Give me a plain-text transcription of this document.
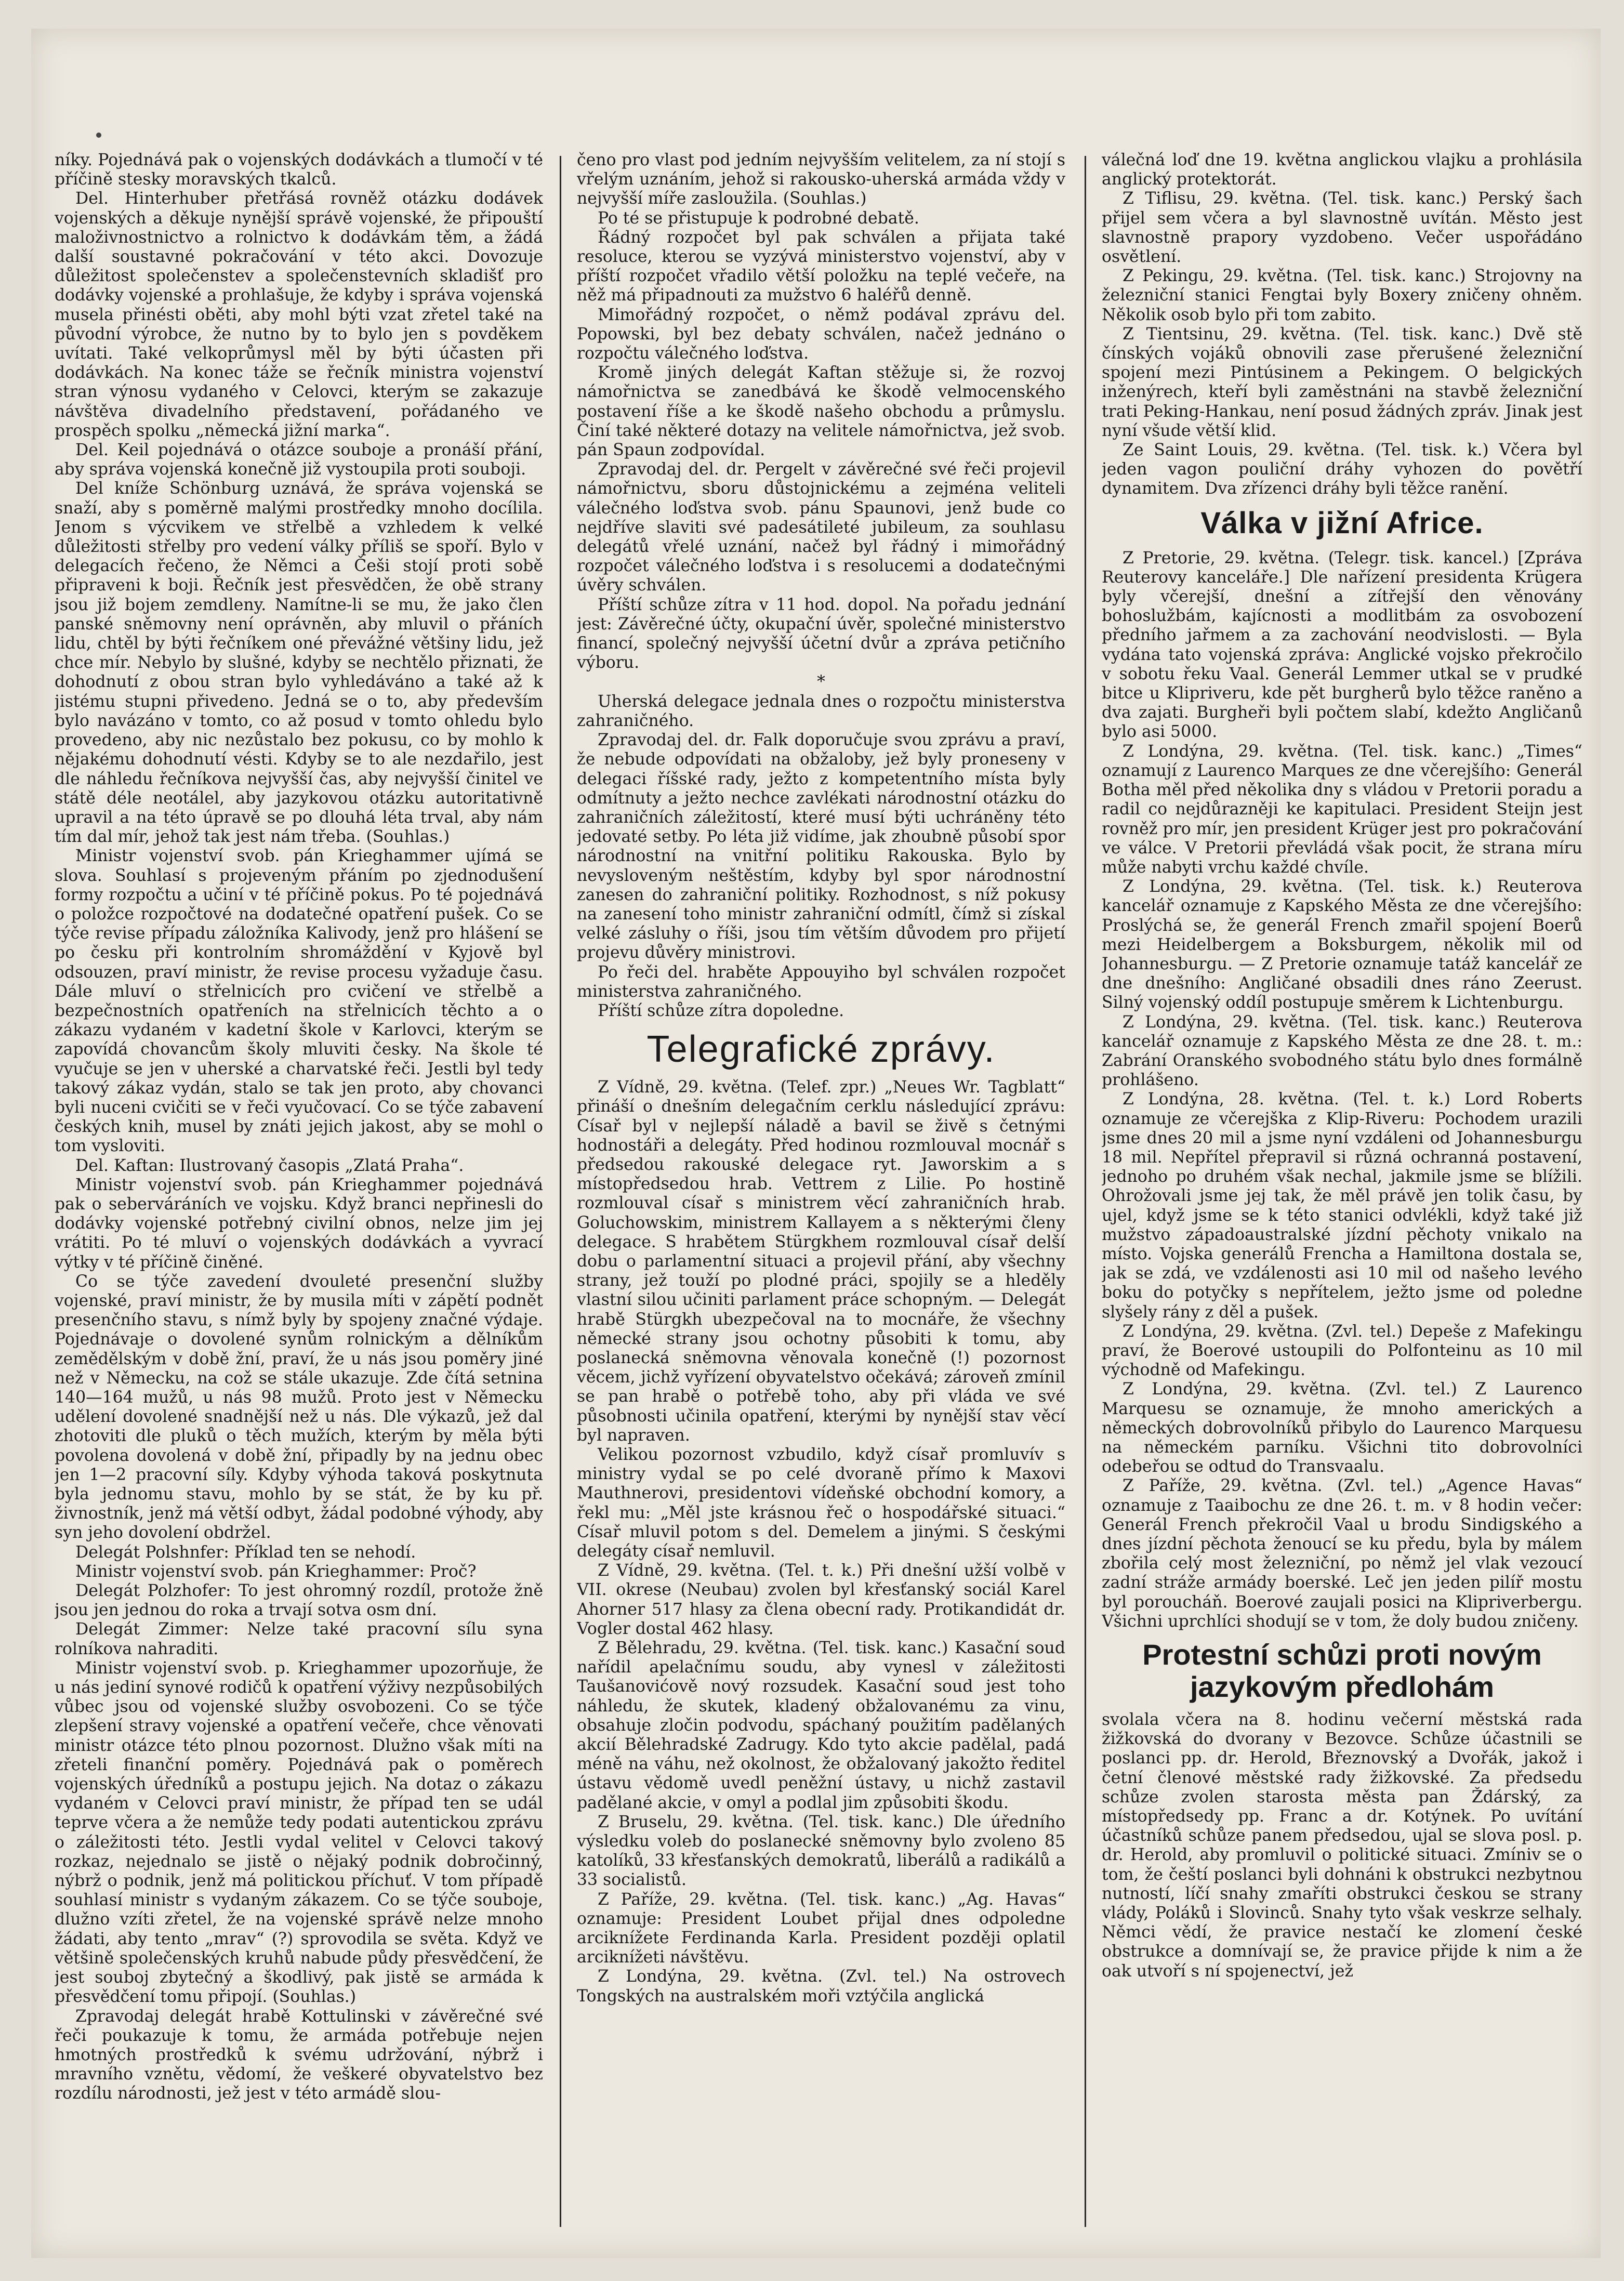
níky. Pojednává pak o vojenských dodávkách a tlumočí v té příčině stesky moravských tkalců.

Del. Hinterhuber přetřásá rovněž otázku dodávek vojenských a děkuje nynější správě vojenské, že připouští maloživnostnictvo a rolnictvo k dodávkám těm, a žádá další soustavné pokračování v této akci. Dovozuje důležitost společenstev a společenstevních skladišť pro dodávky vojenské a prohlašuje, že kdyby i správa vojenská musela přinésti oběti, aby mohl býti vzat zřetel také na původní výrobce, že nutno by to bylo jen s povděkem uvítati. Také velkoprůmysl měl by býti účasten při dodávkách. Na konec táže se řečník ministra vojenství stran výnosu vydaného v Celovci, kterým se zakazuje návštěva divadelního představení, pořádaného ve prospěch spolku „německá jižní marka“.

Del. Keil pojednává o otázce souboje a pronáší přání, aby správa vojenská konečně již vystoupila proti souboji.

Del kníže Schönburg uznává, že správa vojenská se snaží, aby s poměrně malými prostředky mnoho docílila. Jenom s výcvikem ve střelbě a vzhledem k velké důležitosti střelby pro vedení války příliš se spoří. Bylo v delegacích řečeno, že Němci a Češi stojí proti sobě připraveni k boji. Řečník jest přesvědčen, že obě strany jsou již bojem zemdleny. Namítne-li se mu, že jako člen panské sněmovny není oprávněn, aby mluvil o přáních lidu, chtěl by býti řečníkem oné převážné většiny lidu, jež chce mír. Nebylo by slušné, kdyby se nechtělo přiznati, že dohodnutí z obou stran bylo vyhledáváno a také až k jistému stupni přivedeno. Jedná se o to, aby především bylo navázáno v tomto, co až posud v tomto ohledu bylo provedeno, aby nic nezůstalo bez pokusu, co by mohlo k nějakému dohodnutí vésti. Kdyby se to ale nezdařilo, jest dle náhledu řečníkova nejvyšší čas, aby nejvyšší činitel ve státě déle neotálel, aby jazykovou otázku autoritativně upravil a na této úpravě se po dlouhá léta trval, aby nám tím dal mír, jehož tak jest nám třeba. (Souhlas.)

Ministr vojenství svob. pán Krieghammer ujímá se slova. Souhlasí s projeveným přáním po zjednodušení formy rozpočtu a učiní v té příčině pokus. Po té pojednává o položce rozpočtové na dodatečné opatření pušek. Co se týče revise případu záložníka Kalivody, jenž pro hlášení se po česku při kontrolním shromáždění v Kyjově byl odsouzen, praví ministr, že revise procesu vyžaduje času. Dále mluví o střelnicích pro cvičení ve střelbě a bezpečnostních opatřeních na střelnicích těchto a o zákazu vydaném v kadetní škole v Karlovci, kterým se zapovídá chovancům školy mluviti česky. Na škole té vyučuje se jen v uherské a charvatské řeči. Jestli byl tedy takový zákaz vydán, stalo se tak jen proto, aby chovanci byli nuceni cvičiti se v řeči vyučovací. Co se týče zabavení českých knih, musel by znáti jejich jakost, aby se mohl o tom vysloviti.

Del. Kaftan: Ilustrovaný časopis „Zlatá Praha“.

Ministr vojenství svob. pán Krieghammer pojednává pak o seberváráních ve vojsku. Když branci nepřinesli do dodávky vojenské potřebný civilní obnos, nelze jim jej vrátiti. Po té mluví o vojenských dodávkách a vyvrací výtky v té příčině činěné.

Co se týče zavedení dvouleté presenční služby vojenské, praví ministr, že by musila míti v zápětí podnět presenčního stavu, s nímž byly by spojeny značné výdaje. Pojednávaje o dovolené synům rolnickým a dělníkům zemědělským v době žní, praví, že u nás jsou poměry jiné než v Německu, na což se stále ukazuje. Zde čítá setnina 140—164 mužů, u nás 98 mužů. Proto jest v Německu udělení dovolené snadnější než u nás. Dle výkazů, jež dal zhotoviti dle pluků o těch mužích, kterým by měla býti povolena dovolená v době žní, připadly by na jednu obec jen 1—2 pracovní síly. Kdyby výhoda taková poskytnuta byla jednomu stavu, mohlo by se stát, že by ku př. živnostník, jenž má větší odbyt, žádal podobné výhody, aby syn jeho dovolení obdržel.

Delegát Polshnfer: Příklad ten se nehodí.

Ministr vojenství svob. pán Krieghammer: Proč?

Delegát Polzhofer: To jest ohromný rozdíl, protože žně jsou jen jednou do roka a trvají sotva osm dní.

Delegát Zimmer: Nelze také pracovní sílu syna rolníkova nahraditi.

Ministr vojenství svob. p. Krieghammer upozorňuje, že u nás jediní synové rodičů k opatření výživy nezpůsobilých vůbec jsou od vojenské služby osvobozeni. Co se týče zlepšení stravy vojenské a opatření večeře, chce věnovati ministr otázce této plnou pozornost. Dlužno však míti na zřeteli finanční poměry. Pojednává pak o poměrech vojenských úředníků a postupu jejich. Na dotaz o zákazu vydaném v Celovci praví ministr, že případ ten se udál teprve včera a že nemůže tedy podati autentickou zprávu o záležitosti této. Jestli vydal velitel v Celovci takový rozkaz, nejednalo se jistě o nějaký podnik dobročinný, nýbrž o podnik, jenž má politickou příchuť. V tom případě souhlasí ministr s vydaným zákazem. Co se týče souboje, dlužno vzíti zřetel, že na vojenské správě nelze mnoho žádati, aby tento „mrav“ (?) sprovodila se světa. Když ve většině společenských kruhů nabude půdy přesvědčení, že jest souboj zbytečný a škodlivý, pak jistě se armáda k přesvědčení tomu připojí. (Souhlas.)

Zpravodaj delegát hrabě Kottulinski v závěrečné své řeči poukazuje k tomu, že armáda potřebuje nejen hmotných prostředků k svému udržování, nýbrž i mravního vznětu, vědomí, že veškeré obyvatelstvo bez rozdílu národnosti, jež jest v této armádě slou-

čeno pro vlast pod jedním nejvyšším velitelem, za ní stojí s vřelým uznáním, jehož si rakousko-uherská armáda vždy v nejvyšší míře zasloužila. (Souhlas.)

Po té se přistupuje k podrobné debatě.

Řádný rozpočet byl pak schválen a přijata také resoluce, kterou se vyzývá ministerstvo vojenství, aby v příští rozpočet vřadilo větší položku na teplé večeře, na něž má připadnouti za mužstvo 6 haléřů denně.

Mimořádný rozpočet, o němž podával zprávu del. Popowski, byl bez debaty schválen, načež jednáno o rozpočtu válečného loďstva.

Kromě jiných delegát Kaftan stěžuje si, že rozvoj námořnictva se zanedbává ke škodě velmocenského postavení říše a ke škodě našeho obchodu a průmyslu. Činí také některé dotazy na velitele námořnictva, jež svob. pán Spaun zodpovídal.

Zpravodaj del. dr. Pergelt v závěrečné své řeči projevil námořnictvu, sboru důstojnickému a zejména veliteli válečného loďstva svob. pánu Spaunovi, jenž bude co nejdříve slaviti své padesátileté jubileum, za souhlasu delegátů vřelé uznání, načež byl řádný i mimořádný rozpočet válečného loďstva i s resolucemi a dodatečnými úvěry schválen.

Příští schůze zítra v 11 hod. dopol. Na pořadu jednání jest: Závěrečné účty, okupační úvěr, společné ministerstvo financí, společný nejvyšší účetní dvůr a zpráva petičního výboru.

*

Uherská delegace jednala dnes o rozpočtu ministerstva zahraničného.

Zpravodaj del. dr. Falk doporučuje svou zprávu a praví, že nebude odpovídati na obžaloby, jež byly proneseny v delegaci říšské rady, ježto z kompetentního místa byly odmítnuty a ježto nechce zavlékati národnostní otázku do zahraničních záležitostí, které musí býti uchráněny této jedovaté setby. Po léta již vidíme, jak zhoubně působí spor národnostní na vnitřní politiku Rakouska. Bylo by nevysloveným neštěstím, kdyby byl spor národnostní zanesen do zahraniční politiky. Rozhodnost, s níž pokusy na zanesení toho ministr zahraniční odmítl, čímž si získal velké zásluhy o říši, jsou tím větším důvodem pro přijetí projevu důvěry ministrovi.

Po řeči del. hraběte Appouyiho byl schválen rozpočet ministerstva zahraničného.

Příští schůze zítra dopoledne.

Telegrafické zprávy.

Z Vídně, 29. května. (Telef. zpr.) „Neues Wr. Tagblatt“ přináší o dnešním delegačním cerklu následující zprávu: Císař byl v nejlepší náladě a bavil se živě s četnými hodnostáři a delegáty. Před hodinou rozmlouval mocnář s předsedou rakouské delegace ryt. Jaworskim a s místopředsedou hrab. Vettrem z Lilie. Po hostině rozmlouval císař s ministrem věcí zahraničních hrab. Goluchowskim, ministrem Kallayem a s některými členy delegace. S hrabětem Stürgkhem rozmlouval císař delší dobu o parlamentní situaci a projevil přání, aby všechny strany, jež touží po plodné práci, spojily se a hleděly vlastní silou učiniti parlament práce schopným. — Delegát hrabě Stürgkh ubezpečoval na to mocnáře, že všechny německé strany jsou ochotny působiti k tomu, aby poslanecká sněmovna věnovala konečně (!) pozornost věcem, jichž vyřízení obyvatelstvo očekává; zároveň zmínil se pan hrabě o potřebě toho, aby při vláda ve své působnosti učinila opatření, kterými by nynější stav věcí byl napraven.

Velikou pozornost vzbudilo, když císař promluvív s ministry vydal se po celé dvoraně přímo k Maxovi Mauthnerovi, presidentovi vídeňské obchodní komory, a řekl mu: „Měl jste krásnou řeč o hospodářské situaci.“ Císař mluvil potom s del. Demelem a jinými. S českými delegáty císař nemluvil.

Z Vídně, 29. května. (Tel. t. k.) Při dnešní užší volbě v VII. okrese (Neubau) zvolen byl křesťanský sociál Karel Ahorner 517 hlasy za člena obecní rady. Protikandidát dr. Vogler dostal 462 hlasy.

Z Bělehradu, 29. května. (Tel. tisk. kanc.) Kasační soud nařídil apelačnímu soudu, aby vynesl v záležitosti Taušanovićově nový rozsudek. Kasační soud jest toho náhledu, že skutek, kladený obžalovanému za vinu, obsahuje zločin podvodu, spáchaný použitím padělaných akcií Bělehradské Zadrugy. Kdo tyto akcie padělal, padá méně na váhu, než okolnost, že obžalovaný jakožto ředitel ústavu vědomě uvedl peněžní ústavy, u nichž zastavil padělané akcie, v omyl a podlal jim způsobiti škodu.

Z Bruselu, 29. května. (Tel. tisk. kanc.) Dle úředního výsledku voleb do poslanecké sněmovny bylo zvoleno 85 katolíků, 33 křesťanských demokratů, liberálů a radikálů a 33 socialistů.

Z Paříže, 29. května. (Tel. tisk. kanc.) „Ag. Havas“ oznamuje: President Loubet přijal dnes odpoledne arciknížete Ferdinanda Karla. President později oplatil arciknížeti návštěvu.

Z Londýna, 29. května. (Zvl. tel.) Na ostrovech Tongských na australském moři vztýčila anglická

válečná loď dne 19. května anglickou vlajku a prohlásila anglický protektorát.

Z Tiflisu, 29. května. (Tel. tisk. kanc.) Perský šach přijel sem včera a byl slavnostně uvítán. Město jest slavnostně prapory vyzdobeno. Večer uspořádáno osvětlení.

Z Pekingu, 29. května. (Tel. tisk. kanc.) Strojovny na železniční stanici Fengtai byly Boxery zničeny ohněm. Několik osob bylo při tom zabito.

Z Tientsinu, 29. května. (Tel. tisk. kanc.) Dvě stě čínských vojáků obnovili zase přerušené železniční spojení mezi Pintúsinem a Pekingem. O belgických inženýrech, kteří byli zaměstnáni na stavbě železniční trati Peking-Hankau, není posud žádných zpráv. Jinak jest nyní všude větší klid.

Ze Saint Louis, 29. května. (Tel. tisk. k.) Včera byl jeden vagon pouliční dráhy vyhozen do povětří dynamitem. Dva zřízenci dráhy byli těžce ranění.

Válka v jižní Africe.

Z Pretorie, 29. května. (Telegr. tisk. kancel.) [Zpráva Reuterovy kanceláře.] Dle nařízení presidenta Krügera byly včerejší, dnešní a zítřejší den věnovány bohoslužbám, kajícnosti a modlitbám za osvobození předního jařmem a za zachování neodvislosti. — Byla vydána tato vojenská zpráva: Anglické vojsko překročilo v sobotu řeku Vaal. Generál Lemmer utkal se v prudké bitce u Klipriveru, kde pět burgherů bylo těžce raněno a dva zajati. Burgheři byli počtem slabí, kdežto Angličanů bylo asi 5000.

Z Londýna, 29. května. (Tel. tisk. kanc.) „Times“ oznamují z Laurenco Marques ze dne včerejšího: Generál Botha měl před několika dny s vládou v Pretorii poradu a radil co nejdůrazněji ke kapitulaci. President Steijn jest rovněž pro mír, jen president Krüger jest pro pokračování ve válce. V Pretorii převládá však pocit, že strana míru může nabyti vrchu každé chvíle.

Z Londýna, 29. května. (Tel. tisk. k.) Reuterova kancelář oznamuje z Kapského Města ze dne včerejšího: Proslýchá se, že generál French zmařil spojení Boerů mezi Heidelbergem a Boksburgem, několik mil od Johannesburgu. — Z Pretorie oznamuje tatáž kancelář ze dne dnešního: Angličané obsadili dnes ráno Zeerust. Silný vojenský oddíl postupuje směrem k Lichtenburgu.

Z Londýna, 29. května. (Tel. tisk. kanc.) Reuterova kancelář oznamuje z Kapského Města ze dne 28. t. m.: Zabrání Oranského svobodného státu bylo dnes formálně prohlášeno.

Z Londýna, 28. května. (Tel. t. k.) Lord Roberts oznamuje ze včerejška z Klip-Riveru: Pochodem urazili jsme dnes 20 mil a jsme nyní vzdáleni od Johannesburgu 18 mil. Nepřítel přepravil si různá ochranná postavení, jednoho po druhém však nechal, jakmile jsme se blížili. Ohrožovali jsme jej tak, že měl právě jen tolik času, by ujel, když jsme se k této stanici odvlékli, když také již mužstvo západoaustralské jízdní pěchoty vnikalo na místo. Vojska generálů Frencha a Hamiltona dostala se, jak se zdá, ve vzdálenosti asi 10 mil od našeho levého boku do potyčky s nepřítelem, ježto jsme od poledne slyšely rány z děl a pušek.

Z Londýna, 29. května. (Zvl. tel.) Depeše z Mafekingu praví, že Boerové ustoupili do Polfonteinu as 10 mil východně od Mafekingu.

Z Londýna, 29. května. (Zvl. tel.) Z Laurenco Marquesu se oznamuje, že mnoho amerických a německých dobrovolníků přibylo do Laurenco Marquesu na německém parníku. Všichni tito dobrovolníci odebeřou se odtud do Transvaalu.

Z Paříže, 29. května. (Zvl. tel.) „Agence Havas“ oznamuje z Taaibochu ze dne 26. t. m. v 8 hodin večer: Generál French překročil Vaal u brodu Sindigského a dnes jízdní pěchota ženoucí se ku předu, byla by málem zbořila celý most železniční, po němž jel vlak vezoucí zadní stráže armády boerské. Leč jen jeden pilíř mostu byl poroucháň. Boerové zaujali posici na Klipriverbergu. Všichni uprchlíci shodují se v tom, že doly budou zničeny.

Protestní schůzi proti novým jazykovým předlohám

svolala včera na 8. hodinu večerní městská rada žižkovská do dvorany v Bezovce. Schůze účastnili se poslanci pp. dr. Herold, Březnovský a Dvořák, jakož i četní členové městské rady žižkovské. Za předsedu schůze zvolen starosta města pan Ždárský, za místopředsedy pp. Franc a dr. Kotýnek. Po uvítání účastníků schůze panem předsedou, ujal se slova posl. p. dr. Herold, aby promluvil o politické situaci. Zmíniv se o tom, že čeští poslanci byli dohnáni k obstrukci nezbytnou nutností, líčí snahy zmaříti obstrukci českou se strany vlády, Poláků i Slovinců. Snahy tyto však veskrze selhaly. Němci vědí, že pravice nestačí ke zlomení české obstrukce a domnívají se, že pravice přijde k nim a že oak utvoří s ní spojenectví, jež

WORK TO BE COMPLETED:
Working from the listing above, pick out every line that has "mohlo" and copy it.

TASK RESULT:
Del kníže Schönburg uznává, že správa vojenská se snaží, aby s poměrně malými prostředky mnoho docílila. Jenom s výcvikem ve střelbě a vzhledem k velké důležitosti střelby pro vedení války příliš se spoří. Bylo v delegacích řečeno, že Němci a Češi stojí proti sobě připraveni k boji. Řečník jest přesvědčen, že obě strany jsou již bojem zemdleny. Namítne-li se mu, že jako člen panské sněmovny není oprávněn, aby mluvil o přáních lidu, chtěl by býti řečníkem oné převážné většiny lidu, jež chce mír. Nebylo by slušné, kdyby se nechtělo přiznati, že dohodnutí z obou stran bylo vyhledáváno a také až k jistému stupni přivedeno. Jedná se o to, aby především bylo navázáno v tomto, co až posud v tomto ohledu bylo provedeno, aby nic nezůstalo bez pokusu, co by mohlo k nějakému dohodnutí vésti. Kdyby se to ale nezdařilo, jest dle náhledu řečníkova nejvyšší čas, aby nejvyšší činitel ve státě déle neotálel, aby jazykovou otázku autoritativně upravil a na této úpravě se po dlouhá léta trval, aby nám tím dal mír, jehož tak jest nám třeba. (Souhlas.)
Co se týče zavedení dvouleté presenční služby vojenské, praví ministr, že by musila míti v zápětí podnět presenčního stavu, s nímž byly by spojeny značné výdaje. Pojednávaje o dovolené synům rolnickým a dělníkům zemědělským v době žní, praví, že u nás jsou poměry jiné než v Německu, na což se stále ukazuje. Zde čítá setnina 140—164 mužů, u nás 98 mužů. Proto jest v Německu udělení dovolené snadnější než u nás. Dle výkazů, jež dal zhotoviti dle pluků o těch mužích, kterým by měla býti povolena dovolená v době žní, připadly by na jednu obec jen 1—2 pracovní síly. Kdyby výhoda taková poskytnuta byla jednomu stavu, mohlo by se stát, že by ku př. živnostník, jenž má větší odbyt, žádal podobné výhody, aby syn jeho dovolení obdržel.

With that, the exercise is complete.